• **Exercise brief**: Output every entry exactly as given.

-- begin Data supplied --

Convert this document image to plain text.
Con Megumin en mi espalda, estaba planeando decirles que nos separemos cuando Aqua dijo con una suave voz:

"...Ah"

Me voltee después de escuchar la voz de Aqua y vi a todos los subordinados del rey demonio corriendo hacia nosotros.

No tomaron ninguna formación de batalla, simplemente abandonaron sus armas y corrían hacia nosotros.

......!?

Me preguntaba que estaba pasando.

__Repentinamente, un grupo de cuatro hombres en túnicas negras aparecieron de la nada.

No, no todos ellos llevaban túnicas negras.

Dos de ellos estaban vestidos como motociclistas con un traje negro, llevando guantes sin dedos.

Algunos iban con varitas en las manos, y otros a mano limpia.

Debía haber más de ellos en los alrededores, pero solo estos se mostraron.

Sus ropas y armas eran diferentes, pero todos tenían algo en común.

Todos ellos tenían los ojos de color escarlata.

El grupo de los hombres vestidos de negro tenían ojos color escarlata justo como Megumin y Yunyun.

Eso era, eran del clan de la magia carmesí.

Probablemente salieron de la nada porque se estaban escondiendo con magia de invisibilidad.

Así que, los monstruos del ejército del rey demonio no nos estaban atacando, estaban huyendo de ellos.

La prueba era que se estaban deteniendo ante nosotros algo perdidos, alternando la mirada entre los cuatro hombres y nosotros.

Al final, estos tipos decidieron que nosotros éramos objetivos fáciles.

-- end Data supplied --

• **Result for this exercise**:
Convert this document image to plain text.
Con Megumin en mi espalda, estaba planeando decirles que nos separemos cuando Aqua dijo con una suave voz:

"...Ah"

Me voltee después de escuchar la voz de Aqua y vi a todos los subordinados del rey demonio corriendo hacia nosotros.

No tomaron ninguna formación de batalla, simplemente abandonaron sus armas y corrían hacia nosotros.

......!?

Me preguntaba que estaba pasando.

__Repentinamente, un grupo de cuatro hombres en túnicas negras aparecieron de la nada.

No, no todos ellos llevaban túnicas negras.

Dos de ellos estaban vestidos como motociclistas con un traje negro, llevando guantes sin dedos.

Algunos iban con varitas en las manos, y otros a mano limpia.

Debía haber más de ellos en los alrededores, pero solo estos se mostraron.

Sus ropas y armas eran diferentes, pero todos tenían algo en común.

Todos ellos tenían los ojos de color escarlata.

El grupo de los hombres vestidos de negro tenían ojos color escarlata justo como Megumin y Yunyun.

Eso era, eran del clan de la magia carmesí.

Probablemente salieron de la nada porque se estaban escondiendo con magia de invisibilidad.

Así que, los monstruos del ejército del rey demonio no nos estaban atacando, estaban huyendo de ellos.

La prueba era que se estaban deteniendo ante nosotros algo perdidos, alternando la mirada entre los cuatro hombres y nosotros.

Al final, estos tipos decidieron que nosotros éramos objetivos fáciles.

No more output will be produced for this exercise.